エリートの裏の顔



ちょうど一ヶ月ほど前のことです。


その日、3人目のお客様を見送り、

帰り支度を始めたところに、

電話がかかってきました。


その主は某県にある結婚相談所の

女性アドバイザーです。


「わたくしマリッジ○○の~」と、

かすれた切った中性的な声が聞こえただけで、

嬉しくない要件であることがわかりました。


ウチの女性会員(Iさん:38歳)と

先方の男性会員(K氏:44歳)の

交際に関する問い合わせです。


このお二人は、お見合いから

2ヶ月のお付き合いを経て、

結婚を前提とした「真剣交際」に進みました。


それから2週間後、Iさんから

「交際を終了したい」との申し出があり、

それを先方に伝えたところ、

K氏が「納得できない」と抗議したそうです。


そもそも「真剣交際」を

希望したのはIさんのほう。


自分はそれを快く受け入れたのに、

たった2週間で打ち切られるなんて、

プライドが許さない。


K氏の気持ちはわかります。


「その理由を教えて欲しい」


K氏の訴えをこの女性アドバイザーが、

そのまま私に寄越したのが2日前。


相談業者間のしきたりとして、

会員さんの交際終了の理由など、

その事情を明かすことは、双方の間で

トラブルがないかぎりは御法度です。


それを盾にその日は先方の要求を

拒否しましたが、

K氏はどうしても「理由が知りたい」と

聞く耳をもたなかったそうです。


「ルールはわかっていますが、

何とかならないでしょうか?」


板挟みになっている彼女が気の毒になり、

私はIさんから聞いている

その理由をお伝えしました。

提示資料:
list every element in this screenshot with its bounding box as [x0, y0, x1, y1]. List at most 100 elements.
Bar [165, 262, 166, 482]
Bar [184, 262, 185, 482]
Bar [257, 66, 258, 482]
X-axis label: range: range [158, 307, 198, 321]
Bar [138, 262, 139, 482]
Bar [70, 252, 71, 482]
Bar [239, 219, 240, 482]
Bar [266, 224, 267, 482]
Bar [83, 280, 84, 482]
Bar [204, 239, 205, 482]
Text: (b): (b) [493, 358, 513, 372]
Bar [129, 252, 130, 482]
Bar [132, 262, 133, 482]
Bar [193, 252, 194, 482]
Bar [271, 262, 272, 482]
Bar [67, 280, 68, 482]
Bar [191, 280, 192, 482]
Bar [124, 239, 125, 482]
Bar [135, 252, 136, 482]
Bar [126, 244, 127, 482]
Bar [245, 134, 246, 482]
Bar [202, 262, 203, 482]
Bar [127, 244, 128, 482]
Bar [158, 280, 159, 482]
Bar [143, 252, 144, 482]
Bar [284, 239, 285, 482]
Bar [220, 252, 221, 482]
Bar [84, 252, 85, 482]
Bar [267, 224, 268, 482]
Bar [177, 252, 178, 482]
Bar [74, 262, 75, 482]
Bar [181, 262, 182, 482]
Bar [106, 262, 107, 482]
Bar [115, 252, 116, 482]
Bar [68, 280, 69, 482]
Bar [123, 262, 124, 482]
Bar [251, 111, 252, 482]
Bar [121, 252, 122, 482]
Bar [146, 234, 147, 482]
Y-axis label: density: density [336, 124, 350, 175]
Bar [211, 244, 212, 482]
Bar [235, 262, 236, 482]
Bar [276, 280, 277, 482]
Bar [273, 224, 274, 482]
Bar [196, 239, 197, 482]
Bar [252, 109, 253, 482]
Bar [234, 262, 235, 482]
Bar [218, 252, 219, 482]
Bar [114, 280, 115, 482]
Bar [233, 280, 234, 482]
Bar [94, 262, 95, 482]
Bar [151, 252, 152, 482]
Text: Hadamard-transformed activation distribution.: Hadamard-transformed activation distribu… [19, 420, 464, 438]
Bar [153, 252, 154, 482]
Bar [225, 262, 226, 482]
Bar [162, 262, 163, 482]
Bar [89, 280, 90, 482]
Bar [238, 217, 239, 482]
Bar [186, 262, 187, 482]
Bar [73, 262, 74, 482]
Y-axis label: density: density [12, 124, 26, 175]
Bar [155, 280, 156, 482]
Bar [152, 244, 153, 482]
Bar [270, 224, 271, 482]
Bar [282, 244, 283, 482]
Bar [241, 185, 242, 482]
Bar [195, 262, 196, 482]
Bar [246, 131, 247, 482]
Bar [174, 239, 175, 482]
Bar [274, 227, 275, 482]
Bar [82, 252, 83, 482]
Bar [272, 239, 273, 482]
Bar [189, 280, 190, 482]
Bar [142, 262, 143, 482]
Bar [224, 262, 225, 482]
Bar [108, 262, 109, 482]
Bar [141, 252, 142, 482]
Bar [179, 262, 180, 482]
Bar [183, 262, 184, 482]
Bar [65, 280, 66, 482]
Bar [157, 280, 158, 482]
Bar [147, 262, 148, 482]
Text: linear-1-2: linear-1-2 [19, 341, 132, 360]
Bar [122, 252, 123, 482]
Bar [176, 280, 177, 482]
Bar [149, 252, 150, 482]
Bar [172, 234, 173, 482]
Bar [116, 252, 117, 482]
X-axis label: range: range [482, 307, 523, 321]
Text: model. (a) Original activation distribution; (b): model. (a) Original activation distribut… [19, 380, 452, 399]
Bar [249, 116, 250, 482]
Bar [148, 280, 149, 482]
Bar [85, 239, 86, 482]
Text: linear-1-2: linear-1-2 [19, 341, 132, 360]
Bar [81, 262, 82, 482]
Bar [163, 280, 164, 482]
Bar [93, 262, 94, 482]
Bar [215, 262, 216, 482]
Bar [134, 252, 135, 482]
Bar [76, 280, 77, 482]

課題一覧:
a) 次の(i)〜(iii)が結婚相談所の交際終了をめぐる文章の内容と合致するか、それぞれ「はい」か「いいえ」で答え、判断の根拠となる本文の語句をそのまま引用してください。(i) K氏の年齢は44歳である。(ii) 「真剣交際」を希望したのはK氏のほうである。(iii) 筆者は最終的に交際終了の理由を先方に伝えなかった。
b) 結婚相談所の交際終了をめぐる文章によれば、お二人はお見合いから「真剣交際」に進むまでに、どれだけの期間お付き合いをしましたか。
c) 結婚相談所の交際終了をめぐる文章を、最後の文の後から書き継いでください。

解答一覧:
a)
(i) はい。「先方の男性会員(K氏:44歳)の」
(ii) いいえ。「希望したのはIさんのほう。」
(iii) いいえ。「その理由をお伝えしました。」

b) 2ヶ月です。

c)
「Kさんは異例の若さで“あの○○技研”の幹部に

なられた立派な方ということもあって

ウチのIも彼との結婚を真剣に考えたのですが・・・


彼女が言うには、

どうもKさんは、話をしても事務的で冷たく、

人間味を感じないのだそうです。

それで彼との結婚生活は難しいと・・・。

そう思うに至ったようです」


女性アドバイザーはため息をついたあと、

言いました。


「やっぱりそうですか。

おっしゃるとおりKはそういうところがあります。

私たちとの接し方もそっけないですし、

そのはしばしに“上から目線”を感じます。


今回は無理を言って申し訳ありませんでした。

この件、Kには私からうまく伝えておきます」


K氏もその一人ですが、高学歴で有能で

高収入を得ておられる、

いわゆるエリートと目される男性は、

この「お見合い市場」では引く手あまたです。


次々とお見合いのお申し込みが入り、

ご本人がその気なれば、

多くの女性と会うことができます。


そうなのですが、実際、結婚に至っているかというと、

意外にも多くの方が苦戦しています。


IさんがK氏に「人間味が感じられない」と

こぼしたように、“女性的な心理”は、

相手とつながっている感覚とか共感とか、

その関係の中に、ある種の情緒を

求める傾向があります。


かたや男性、それも一般に言われる

エリート層に属す職業や立場にある男性は、

この女性的な欲求に関心を示しません。


たとえば大企業の幹部、弁護士、

医師(特に外科医)など、


時に他人の人生に影響を及ぼすような、

厳しい決断をしなければならない人は特に、

共感や人の感情を察するということが

不得手だと言われます。


逆にそのような能力が高ければ、判断が鈍り、

結果として職務を果たせなくなるからです。


そうした見方をするならば、

社会で成功を収めるには、

「人の感情に鈍感でいられる能力」、


もっと言えば、

「人を踏み台にしても目的を果たす」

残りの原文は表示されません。